[SUPPLIED PASSAGE]
Small feathered miracles

Small feathered miracles

Hilary Smith

2 November 2012

 

A hot sun and a cold wind and 'the uncertain glory of a spring day', wrote William Shakespeare. The grass has sprung, gardens are being hoed and sowed, capsicums planted.
 
Azaleas fragrance the air, petalled peonies turn their faces up to the sun – never were there so many. Apple and cherry blossom have drifted away, leaving the promise of fruit. Bees are buzzing about. An orchestrated woodland of birds perform a symphony.
 
It is time to sit on an old park bench and eat ice cream or gaze at boats sailing by, or meander by a creek and hear clear fresh water which has been smoothly rounding the stones over many moons. Think of the first time you heard the rain fall and the green smell of grass afterwards. Or when water lapped around your legs as you paddled in the sea as a child or when sand slipped through your fingers as you built an imaginary castle.
 
It is in these moments that we are being recalled to our earliest memories of the earth. We are experiencing the sacred goodness and grace at the heart of creation, in communion with God who is at the very heart of life.
 
Spring is a season of hope and possibility yet Christchurch, like so many places in the world, struck by the groaning of the earth, still copes with uncertainty and loss. Yet God is not in the earthquake, the tsunami or the storm. Hope springs. We keep the good people of Christchurch, Japan, the United States and other places, in our thoughts and prayers.

Page element annotations
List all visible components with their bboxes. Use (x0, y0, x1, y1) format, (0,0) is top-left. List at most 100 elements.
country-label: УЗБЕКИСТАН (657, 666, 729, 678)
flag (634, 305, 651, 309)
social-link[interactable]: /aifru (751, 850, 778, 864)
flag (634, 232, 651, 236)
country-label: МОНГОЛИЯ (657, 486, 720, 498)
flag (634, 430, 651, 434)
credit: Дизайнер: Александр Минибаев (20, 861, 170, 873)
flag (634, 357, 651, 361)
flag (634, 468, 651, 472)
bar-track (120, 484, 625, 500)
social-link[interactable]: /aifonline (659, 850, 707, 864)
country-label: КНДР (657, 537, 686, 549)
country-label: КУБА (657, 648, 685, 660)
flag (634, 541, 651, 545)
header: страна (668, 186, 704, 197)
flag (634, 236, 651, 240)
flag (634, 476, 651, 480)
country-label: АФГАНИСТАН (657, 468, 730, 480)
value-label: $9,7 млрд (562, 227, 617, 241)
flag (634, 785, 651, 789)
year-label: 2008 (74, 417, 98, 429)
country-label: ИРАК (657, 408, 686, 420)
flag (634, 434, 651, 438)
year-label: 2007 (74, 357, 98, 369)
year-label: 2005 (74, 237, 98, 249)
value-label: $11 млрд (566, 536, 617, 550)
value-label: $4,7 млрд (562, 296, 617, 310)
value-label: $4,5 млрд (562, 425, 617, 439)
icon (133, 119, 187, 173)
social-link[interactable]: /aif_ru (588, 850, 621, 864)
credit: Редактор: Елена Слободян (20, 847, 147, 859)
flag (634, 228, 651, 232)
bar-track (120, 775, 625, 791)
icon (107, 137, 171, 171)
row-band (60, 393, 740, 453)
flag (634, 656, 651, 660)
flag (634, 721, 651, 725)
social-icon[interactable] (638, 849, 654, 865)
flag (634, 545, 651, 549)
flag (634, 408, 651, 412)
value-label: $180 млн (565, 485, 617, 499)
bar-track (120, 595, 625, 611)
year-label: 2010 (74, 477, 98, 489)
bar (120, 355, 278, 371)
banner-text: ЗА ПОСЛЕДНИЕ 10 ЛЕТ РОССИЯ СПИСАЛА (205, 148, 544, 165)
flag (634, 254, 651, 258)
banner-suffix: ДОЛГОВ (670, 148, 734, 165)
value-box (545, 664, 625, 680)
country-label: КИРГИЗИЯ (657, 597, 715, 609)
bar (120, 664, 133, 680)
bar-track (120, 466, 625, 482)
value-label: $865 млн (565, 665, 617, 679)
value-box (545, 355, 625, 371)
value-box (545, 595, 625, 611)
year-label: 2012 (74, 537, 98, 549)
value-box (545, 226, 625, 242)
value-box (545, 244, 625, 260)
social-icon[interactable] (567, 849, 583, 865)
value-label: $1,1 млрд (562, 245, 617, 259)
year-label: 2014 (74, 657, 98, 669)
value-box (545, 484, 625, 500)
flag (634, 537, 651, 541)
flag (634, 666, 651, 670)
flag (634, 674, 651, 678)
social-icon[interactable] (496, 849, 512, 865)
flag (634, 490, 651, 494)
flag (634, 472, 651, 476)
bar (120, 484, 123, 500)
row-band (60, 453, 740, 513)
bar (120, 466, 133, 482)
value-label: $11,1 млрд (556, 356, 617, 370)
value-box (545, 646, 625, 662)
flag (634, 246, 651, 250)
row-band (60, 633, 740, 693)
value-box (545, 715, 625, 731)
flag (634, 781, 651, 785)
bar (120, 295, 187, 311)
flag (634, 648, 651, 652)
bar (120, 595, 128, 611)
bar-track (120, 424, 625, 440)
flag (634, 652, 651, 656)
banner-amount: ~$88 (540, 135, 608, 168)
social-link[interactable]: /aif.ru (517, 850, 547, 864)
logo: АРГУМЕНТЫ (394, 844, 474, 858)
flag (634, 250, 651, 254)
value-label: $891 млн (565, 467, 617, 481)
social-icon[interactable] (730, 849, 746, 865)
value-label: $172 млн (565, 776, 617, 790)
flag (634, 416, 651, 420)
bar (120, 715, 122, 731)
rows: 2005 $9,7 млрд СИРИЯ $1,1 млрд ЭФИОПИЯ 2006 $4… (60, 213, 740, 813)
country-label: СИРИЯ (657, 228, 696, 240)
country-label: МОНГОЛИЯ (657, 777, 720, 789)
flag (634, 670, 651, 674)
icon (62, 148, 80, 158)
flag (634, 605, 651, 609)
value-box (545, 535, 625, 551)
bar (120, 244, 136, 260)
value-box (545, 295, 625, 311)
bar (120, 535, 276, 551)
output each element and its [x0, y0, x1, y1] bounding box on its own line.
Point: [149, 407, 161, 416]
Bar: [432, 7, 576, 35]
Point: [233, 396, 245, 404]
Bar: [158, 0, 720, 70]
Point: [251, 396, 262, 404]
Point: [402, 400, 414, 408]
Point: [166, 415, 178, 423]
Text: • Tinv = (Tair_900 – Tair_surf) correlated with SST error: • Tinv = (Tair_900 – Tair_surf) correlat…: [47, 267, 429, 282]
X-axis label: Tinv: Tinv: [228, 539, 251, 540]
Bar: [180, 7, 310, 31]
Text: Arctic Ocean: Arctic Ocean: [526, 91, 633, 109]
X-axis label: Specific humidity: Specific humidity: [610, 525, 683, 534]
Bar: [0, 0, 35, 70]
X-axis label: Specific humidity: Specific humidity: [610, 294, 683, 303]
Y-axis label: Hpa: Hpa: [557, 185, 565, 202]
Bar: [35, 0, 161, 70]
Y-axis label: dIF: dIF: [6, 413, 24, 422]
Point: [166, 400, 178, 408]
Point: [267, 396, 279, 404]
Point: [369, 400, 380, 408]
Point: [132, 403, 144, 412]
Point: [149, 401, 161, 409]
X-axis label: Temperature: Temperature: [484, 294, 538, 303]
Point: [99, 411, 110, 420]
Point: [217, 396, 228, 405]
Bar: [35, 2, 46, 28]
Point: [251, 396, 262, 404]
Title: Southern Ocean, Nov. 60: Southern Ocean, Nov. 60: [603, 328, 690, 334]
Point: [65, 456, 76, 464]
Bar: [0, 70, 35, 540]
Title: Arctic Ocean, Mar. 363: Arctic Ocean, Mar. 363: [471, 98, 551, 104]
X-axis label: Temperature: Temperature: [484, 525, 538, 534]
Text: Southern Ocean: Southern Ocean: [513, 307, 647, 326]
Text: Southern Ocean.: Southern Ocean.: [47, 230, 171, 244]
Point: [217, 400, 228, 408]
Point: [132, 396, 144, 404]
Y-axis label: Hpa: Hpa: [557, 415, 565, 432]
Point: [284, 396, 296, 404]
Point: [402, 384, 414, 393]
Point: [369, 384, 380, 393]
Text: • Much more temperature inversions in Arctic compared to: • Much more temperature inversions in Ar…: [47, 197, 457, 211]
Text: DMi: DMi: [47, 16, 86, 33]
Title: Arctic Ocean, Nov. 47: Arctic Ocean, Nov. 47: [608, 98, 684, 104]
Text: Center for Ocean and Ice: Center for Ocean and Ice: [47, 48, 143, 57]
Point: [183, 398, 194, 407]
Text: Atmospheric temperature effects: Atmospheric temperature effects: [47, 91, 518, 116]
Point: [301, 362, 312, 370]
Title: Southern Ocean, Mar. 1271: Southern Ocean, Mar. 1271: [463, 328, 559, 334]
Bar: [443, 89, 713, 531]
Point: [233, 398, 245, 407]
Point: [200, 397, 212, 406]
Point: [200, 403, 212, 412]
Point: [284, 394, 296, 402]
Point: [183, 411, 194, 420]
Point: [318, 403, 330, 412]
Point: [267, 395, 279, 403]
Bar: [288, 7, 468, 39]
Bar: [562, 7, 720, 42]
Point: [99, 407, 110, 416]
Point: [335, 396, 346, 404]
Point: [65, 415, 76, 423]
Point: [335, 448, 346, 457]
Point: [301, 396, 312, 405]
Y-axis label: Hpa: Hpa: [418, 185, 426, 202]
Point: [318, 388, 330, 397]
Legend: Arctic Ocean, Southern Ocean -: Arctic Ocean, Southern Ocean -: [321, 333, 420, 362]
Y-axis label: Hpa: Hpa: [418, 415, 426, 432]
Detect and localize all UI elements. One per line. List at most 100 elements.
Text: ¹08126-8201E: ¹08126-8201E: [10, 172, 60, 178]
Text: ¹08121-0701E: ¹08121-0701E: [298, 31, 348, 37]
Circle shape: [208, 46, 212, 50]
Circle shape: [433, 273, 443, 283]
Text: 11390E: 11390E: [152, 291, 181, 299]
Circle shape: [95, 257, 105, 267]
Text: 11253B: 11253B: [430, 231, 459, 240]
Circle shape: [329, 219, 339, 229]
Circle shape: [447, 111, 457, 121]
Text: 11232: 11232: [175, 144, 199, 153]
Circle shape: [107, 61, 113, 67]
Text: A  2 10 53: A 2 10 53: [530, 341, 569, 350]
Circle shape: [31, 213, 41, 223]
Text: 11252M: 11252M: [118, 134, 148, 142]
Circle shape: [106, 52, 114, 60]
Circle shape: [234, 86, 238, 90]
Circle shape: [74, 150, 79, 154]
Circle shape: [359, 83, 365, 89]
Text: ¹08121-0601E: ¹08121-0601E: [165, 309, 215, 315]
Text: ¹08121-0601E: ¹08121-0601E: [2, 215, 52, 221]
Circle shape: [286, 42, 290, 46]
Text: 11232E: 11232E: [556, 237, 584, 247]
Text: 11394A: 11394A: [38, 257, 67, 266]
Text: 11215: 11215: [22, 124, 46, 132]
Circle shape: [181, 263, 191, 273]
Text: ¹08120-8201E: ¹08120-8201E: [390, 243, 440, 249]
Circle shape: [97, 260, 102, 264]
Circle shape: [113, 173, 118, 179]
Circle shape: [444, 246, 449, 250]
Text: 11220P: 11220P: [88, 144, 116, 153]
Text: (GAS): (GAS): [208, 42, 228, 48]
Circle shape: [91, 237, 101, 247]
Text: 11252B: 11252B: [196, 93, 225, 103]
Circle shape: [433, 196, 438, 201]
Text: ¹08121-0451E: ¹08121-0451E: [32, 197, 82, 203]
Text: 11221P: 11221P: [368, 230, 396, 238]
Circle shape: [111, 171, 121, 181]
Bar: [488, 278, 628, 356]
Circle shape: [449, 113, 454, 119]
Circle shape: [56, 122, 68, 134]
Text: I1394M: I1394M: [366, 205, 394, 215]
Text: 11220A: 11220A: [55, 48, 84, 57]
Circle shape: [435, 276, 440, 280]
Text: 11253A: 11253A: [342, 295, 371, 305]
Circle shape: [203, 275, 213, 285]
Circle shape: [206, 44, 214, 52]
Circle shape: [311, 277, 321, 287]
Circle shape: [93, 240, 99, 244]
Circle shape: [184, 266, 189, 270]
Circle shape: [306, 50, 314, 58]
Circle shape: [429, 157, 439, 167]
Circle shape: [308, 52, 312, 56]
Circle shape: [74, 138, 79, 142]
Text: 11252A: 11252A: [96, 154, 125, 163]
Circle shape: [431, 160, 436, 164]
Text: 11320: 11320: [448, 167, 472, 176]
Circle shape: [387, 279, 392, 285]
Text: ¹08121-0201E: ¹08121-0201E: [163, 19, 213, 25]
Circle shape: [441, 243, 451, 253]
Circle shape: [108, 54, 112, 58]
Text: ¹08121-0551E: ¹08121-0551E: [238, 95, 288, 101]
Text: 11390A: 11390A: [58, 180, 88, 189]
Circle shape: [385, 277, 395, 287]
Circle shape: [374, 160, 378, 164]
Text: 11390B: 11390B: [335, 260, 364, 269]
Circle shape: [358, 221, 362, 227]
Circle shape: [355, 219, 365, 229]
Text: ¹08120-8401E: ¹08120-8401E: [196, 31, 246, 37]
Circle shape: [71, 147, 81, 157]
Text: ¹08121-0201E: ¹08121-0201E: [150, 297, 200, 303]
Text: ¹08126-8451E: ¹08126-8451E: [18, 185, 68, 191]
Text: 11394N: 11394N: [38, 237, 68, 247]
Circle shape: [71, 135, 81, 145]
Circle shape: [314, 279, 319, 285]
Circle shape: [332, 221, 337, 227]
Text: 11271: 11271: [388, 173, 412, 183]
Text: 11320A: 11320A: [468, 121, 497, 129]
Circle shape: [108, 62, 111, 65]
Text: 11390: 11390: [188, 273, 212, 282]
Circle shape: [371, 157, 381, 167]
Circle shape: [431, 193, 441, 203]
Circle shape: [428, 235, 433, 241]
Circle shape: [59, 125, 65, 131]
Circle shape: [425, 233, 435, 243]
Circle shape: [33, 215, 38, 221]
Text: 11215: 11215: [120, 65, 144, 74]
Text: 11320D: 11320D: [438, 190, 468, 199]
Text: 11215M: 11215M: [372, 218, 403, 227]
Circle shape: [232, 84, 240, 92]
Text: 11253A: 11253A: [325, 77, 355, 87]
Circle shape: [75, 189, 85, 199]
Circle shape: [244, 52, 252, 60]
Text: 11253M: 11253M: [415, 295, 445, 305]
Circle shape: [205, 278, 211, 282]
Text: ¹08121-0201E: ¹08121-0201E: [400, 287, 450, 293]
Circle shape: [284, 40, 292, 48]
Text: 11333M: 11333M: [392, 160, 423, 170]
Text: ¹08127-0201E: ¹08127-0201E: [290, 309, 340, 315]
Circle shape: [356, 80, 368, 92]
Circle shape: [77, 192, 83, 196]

[EXERCISE INSTRUCTIONS]
**a.** Echo the spring reflection word for word, from "It is in these" to "heart of life.", inclusive.
**b.** According to the spring reflection, why does Christchurch still cope with uncertainty and loss even in a season of hope?

[ANSWER LIST]
**a.**
It is in these moments that we are being recalled to our earliest memories of the earth. We are experiencing the sacred goodness and grace at the heart of creation, in communion with God who is at the very heart of life.

**b.** Christchurch, like many other places in the world, was struck by the groaning of the earth. That is why it still copes with uncertainty and loss even though spring is a season of hope and possibility.